▸ Exercise aim: Scan the listing below for the word "xlabel" and state how many lines hold it. Write nothing but the number.

▸ Dataset rows:
%%
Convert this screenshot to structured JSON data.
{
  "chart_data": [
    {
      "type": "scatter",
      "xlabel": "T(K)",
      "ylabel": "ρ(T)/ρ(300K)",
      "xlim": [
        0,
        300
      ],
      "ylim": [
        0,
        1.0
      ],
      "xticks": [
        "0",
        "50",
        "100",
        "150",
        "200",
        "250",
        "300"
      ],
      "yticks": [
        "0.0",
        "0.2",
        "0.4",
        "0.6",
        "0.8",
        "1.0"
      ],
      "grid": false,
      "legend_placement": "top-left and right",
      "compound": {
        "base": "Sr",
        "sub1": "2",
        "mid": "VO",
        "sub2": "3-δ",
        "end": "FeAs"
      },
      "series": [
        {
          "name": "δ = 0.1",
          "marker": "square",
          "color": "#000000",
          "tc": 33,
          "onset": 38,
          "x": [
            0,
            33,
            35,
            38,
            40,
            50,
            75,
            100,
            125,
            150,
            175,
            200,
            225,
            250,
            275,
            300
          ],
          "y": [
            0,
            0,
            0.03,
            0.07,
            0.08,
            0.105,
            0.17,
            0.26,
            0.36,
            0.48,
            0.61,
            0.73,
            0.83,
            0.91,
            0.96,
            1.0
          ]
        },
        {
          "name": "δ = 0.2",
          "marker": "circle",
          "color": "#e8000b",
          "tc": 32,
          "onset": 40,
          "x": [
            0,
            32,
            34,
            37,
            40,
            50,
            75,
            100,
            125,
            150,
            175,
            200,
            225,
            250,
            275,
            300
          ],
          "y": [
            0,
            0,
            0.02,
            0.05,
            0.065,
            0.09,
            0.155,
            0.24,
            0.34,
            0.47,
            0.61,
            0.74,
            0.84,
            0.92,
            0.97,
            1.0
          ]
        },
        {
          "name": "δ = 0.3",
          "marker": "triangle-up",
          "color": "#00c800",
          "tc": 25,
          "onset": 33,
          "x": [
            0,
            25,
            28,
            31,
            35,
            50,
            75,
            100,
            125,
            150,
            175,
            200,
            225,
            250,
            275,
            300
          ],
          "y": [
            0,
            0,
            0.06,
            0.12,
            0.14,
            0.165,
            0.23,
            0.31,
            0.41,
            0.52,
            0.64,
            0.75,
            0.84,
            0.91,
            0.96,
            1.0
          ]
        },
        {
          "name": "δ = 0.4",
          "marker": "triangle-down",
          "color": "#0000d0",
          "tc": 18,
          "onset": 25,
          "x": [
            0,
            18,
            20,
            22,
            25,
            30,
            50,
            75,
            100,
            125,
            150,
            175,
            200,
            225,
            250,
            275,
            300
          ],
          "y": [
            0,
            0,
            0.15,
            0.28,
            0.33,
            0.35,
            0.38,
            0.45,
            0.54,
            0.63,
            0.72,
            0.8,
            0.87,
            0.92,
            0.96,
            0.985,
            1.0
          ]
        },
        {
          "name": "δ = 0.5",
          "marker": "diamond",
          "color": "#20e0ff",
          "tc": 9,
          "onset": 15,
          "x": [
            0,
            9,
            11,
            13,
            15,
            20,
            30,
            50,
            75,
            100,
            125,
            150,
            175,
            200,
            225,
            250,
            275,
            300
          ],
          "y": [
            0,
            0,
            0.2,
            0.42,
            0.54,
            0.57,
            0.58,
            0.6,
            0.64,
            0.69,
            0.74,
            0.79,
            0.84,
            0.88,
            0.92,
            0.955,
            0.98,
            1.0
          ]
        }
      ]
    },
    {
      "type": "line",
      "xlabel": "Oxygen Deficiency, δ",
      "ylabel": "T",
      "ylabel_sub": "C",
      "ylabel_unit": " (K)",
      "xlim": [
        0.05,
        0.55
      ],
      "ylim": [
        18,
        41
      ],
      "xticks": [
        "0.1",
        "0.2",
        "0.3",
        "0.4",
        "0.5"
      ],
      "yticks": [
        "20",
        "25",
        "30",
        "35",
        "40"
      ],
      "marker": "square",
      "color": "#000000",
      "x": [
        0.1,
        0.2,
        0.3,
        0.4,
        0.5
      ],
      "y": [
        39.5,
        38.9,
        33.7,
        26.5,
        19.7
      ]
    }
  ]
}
%%
▸ Solution to this task: 2